- _TASK DIRECTIONS_:
Gather each line of the records where "series" appears.

- _DATA TO USE_:
* * * * *

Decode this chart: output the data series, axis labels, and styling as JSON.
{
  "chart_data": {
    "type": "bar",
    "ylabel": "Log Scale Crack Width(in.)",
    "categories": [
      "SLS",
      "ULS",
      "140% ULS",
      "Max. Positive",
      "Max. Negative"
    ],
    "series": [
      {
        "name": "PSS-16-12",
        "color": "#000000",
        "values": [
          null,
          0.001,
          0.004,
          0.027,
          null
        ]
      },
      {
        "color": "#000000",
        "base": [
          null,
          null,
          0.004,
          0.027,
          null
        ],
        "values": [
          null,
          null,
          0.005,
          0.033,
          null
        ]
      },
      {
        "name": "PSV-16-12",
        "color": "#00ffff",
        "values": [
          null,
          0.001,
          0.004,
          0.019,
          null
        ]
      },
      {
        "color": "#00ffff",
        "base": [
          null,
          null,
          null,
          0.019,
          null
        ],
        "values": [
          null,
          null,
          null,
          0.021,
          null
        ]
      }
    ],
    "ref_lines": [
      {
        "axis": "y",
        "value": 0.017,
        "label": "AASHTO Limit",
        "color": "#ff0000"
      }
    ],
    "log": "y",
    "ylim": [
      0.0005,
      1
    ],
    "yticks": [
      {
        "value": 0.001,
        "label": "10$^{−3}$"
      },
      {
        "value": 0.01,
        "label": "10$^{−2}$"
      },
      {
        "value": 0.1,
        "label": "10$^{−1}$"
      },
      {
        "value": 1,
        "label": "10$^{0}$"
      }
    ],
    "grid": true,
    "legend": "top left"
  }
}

* * * * *

- _TASK RESULT_:
Decode this chart: output the data series, axis labels, and styling as JSON.
    "series": [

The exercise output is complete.